Data listing
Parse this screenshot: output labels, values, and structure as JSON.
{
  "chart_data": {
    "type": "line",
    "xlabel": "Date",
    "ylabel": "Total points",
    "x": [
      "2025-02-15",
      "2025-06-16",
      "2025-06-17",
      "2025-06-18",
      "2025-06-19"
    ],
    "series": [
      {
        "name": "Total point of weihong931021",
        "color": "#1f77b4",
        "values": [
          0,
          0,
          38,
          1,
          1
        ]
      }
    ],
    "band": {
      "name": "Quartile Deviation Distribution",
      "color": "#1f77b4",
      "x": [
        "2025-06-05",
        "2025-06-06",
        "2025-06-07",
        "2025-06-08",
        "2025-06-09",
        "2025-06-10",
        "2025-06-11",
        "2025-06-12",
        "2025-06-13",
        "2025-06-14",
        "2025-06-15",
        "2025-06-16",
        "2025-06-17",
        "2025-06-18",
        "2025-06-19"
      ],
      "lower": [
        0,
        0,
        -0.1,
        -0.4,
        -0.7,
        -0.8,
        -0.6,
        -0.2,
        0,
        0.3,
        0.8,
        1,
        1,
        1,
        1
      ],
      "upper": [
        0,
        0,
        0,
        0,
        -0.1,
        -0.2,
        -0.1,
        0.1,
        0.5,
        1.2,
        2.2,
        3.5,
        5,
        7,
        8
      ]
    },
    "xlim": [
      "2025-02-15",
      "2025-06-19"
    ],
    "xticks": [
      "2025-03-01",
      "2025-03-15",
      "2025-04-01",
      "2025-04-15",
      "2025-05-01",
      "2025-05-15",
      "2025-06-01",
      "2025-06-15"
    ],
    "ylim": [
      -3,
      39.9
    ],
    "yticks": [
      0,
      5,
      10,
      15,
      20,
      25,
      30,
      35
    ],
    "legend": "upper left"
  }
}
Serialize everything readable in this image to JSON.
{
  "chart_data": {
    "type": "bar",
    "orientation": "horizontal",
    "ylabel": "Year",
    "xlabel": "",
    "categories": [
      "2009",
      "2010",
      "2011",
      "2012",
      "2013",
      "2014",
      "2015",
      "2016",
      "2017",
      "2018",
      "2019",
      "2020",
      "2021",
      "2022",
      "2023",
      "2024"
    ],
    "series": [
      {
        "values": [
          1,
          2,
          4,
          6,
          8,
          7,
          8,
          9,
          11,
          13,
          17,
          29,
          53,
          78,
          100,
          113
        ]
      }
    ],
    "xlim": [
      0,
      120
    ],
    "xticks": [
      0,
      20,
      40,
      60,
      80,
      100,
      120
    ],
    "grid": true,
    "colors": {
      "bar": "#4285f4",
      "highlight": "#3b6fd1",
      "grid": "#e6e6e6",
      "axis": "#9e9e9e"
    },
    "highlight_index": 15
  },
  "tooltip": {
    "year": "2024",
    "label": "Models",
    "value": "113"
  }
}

> **DIRECTION**
Can you quote exactly the lines from the one containing "Serialize everything readable" through the last line of the records above, and nothing else?

> **SOLUTION TO THE PROBLEM**
Serialize everything readable in this image to JSON.
{
  "chart_data": {
    "type": "bar",
    "orientation": "horizontal",
    "ylabel": "Year",
    "xlabel": "",
    "categories": [
      "2009",
      "2010",
      "2011",
      "2012",
      "2013",
      "2014",
      "2015",
      "2016",
      "2017",
      "2018",
      "2019",
      "2020",
      "2021",
      "2022",
      "2023",
      "2024"
    ],
    "series": [
      {
        "values": [
          1,
          2,
          4,
          6,
          8,
          7,
          8,
          9,
          11,
          13,
          17,
          29,
          53,
          78,
          100,
          113
        ]
      }
    ],
    "xlim": [
      0,
      120
    ],
    "xticks": [
      0,
      20,
      40,
      60,
      80,
      100,
      120
    ],
    "grid": true,
    "colors": {
      "bar": "#4285f4",
      "highlight": "#3b6fd1",
      "grid": "#e6e6e6",
      "axis": "#9e9e9e"
    },
    "highlight_index": 15
  },
  "tooltip": {
    "year": "2024",
    "label": "Models",
    "value": "113"
  }
}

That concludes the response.